* _Aim_
Would you transcribe the listing that follows, character for character, and omit its images?

---- Material for this exercise

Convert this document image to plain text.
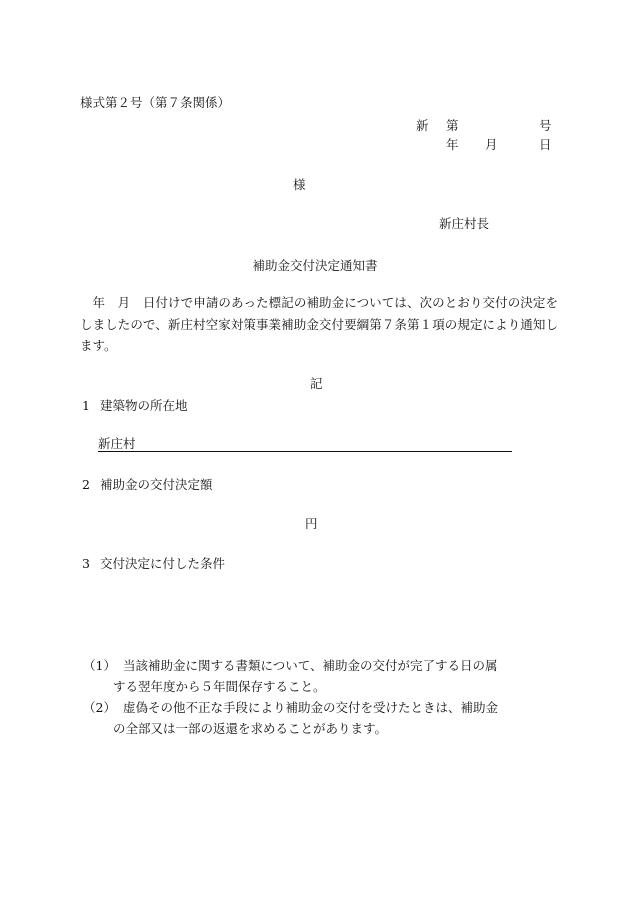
様式第２号（第７条関係）
新 第	号
年 月	日
様
新庄村長
補助金交付決定通知書
年　月　日付けで申請のあった標記の補助金については、次のとおり交付の決定をしましたので、新庄村空家対策事業補助金交付要綱第７条第１項の規定により通知します。
記
1 建築物の所在地
新庄村
2 補助金の交付決定額
円
3 交付決定に付した条件
（1） 当該補助金に関する書類について、補助金の交付が完了する日の属
する翌年度から５年間保存すること。
（2） 虚偽その他不正な手段により補助金の交付を受けたときは、補助金
の全部又は一部の返還を求めることがあります。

--------

* _Output of the exercise_
Convert this document image to plain text.
様式第２号（第７条関係）
新 第	号
年 月	日
様
新庄村長
補助金交付決定通知書
年　月　日付けで申請のあった標記の補助金については、次のとおり交付の決定をしましたので、新庄村空家対策事業補助金交付要綱第７条第１項の規定により通知します。
記
1 建築物の所在地
新庄村
2 補助金の交付決定額
円
3 交付決定に付した条件
（1） 当該補助金に関する書類について、補助金の交付が完了する日の属
する翌年度から５年間保存すること。
（2） 虚偽その他不正な手段により補助金の交付を受けたときは、補助金
の全部又は一部の返還を求めることがあります。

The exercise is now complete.